● **Task goal**: Check each line of the data for "департамент" and select those that have it.

● **Records**:
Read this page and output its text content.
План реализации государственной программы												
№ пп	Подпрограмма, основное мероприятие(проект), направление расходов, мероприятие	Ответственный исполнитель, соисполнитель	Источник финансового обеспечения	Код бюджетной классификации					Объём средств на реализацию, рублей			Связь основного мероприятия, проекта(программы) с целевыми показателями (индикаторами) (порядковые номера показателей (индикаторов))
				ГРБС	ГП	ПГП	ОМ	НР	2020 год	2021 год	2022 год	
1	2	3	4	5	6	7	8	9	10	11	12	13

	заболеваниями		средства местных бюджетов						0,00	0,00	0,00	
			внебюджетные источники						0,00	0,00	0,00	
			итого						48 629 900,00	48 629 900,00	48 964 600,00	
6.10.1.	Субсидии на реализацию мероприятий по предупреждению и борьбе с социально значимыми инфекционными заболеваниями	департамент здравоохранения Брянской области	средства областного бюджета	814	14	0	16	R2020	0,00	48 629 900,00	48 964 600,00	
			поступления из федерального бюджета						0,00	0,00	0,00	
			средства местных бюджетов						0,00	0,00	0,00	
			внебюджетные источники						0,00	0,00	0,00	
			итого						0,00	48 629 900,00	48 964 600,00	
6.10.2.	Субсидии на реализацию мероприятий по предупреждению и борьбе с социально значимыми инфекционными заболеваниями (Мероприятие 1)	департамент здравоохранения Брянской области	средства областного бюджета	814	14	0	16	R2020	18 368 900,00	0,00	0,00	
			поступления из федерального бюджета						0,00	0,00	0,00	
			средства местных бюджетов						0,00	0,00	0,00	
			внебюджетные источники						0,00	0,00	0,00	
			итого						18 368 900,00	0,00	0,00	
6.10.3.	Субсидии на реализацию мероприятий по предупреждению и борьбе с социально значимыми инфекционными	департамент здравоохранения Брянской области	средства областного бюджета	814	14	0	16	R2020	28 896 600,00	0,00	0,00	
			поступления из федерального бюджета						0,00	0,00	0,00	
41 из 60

● **Solution**:
6.10.1.	Субсидии на реализацию мероприятий по предупреждению и борьбе с социально значимыми инфекционными заболеваниями	департамент здравоохранения Брянской области	средства областного бюджета	814	14	0	16	R2020	0,00	48 629 900,00	48 964 600,00	
6.10.2.	Субсидии на реализацию мероприятий по предупреждению и борьбе с социально значимыми инфекционными заболеваниями (Мероприятие 1)	департамент здравоохранения Брянской области	средства областного бюджета	814	14	0	16	R2020	18 368 900,00	0,00	0,00	
6.10.3.	Субсидии на реализацию мероприятий по предупреждению и борьбе с социально значимыми инфекционными	департамент здравоохранения Брянской области	средства областного бюджета	814	14	0	16	R2020	28 896 600,00	0,00	0,00	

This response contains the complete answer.